■ Dataset records:

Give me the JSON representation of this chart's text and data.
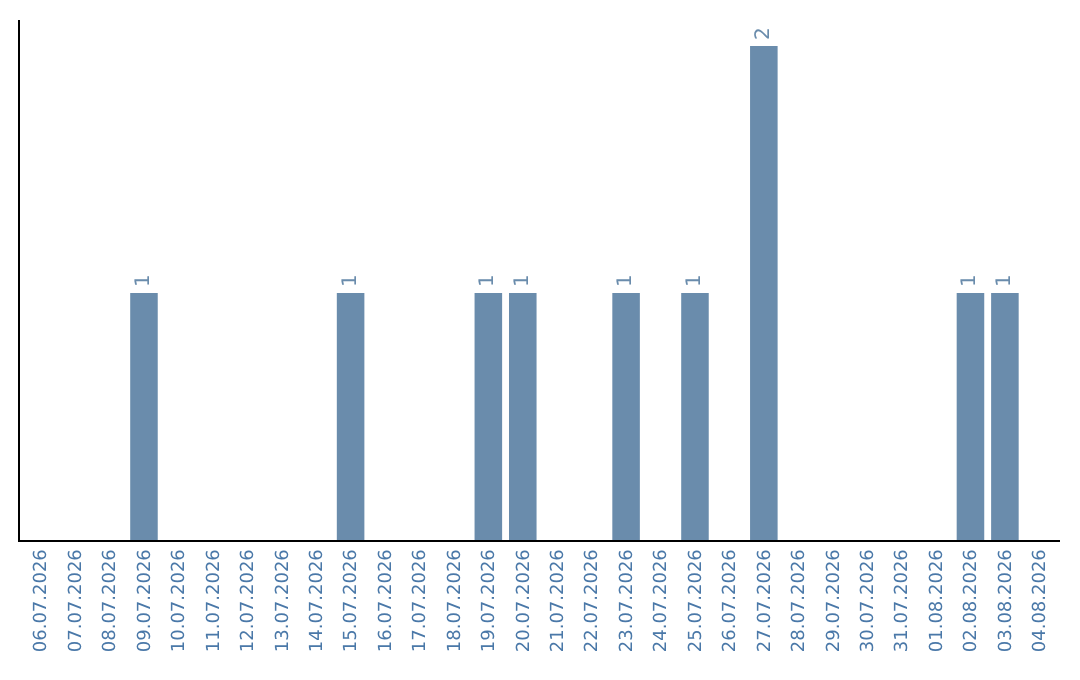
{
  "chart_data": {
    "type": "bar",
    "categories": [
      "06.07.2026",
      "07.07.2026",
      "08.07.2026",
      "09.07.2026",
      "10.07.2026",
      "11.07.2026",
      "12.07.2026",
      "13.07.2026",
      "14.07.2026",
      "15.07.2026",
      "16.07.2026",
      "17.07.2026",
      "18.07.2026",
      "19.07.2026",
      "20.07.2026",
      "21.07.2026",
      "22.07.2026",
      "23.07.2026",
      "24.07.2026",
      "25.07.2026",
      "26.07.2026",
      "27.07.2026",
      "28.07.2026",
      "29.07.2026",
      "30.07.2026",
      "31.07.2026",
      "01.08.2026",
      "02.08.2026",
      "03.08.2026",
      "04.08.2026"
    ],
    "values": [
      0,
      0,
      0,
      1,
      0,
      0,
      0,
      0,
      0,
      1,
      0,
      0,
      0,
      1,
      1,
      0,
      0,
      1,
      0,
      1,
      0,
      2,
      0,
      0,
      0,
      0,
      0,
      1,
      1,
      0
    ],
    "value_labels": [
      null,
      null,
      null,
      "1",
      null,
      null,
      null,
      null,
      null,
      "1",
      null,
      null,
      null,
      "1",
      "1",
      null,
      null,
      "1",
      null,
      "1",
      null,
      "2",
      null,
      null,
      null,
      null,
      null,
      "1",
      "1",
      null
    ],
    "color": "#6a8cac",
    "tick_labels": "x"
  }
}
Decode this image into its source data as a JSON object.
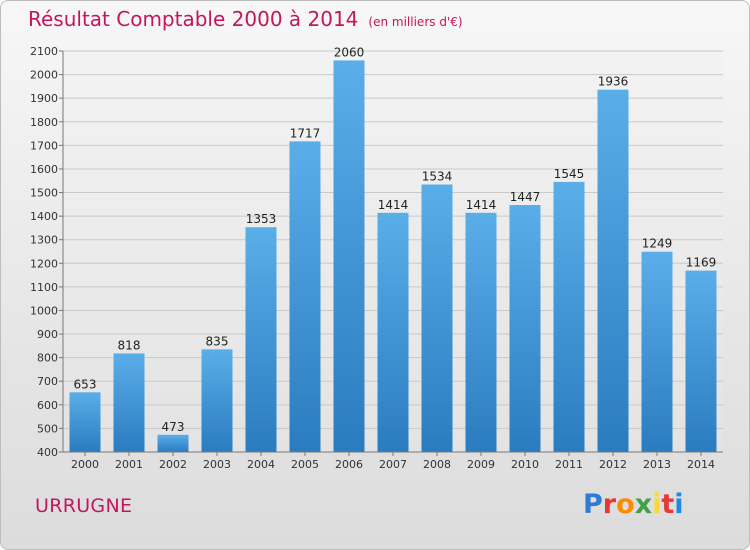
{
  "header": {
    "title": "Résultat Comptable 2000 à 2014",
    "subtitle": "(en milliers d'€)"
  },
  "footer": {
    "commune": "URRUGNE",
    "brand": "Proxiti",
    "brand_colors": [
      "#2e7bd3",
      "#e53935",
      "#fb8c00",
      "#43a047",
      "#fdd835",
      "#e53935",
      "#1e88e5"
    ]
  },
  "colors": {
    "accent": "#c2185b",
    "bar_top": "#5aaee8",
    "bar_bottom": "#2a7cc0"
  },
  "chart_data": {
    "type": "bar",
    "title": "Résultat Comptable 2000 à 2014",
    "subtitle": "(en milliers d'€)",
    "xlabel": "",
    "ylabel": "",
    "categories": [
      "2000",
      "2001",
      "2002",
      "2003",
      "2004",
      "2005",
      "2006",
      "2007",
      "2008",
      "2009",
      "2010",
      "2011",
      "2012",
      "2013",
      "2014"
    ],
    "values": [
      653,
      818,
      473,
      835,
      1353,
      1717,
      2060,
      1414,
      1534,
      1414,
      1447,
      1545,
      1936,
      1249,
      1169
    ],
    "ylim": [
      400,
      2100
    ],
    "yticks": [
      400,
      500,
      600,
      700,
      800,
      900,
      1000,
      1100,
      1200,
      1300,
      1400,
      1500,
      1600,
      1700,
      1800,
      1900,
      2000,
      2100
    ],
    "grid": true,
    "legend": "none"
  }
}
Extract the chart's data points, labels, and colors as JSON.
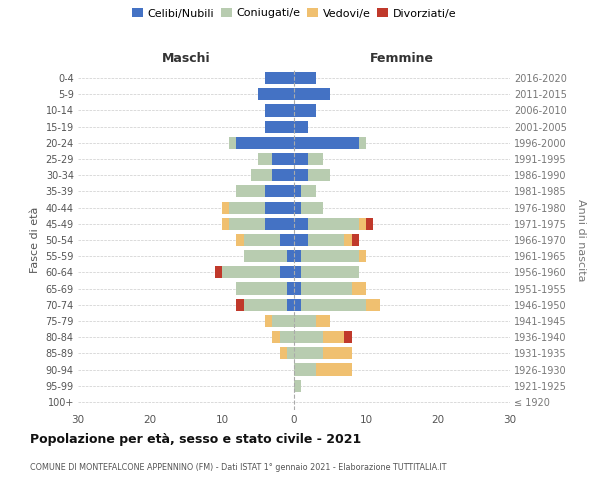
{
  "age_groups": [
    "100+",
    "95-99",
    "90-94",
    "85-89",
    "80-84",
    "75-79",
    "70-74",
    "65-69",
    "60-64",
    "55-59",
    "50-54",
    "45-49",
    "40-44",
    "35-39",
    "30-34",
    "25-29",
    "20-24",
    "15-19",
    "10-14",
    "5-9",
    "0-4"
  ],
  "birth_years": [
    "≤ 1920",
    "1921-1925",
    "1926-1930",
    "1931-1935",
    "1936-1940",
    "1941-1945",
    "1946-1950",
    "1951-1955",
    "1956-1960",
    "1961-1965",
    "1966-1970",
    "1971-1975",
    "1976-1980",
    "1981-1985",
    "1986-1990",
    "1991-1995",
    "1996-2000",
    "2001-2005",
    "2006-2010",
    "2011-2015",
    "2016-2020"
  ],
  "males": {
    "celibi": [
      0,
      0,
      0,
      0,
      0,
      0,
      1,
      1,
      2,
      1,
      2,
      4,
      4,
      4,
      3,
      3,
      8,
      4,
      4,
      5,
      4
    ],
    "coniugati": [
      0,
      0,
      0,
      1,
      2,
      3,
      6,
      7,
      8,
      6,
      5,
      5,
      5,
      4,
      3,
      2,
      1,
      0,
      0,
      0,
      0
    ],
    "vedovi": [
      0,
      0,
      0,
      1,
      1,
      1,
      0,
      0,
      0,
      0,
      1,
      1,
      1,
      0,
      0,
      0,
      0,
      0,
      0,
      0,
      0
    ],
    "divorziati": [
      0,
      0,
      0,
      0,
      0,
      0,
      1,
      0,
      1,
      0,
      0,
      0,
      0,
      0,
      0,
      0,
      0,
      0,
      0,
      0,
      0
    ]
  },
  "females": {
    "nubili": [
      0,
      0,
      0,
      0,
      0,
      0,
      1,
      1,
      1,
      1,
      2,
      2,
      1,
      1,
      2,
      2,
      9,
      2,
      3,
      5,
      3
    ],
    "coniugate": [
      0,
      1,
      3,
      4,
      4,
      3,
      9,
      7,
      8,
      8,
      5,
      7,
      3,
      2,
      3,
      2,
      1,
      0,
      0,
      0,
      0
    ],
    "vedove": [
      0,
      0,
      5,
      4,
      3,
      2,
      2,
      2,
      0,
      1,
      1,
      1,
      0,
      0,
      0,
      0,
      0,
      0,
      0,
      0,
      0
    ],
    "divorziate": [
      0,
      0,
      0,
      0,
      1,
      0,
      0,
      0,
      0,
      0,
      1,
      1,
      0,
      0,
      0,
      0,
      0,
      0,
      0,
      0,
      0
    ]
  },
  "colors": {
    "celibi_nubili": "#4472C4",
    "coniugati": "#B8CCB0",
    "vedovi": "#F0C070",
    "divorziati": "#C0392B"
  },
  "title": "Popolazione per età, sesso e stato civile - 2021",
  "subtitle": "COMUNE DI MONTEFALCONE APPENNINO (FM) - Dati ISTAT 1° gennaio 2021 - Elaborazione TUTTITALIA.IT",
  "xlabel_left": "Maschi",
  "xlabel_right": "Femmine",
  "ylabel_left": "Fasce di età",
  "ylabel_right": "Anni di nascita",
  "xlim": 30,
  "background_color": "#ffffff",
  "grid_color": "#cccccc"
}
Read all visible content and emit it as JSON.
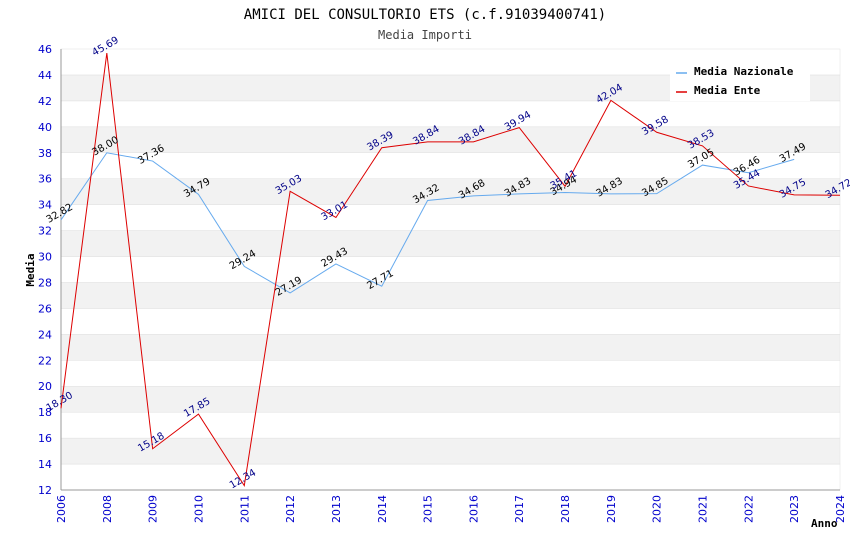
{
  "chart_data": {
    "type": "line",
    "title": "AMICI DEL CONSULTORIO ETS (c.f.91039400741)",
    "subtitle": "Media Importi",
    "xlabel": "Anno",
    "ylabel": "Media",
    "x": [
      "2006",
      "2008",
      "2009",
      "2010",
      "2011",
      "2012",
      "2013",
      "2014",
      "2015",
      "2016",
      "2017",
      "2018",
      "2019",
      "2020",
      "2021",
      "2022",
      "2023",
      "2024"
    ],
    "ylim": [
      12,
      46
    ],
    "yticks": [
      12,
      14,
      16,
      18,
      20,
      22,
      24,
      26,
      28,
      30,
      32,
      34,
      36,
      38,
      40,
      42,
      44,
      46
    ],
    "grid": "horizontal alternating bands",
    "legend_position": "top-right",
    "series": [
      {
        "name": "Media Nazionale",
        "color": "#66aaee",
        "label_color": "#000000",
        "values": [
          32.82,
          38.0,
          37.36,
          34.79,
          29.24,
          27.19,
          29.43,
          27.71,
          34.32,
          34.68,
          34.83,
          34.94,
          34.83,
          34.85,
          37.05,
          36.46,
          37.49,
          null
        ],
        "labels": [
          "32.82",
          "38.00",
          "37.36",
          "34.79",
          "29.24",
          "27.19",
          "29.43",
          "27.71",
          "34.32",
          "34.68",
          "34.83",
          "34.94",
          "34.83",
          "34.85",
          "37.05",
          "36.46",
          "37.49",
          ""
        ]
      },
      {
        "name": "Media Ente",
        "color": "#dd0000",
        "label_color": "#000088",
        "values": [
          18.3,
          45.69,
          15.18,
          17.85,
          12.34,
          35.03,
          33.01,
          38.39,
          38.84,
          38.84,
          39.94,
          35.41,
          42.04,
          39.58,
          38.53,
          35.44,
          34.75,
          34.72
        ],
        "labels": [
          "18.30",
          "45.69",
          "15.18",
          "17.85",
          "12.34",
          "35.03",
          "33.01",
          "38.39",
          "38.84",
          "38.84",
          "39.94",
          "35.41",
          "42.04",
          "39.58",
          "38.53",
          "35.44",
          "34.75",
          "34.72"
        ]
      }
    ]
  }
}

■ What is asked:
In the entries above, some lines may contain the string "milliers"; report how many, without additional comment.

■ Expected output:
2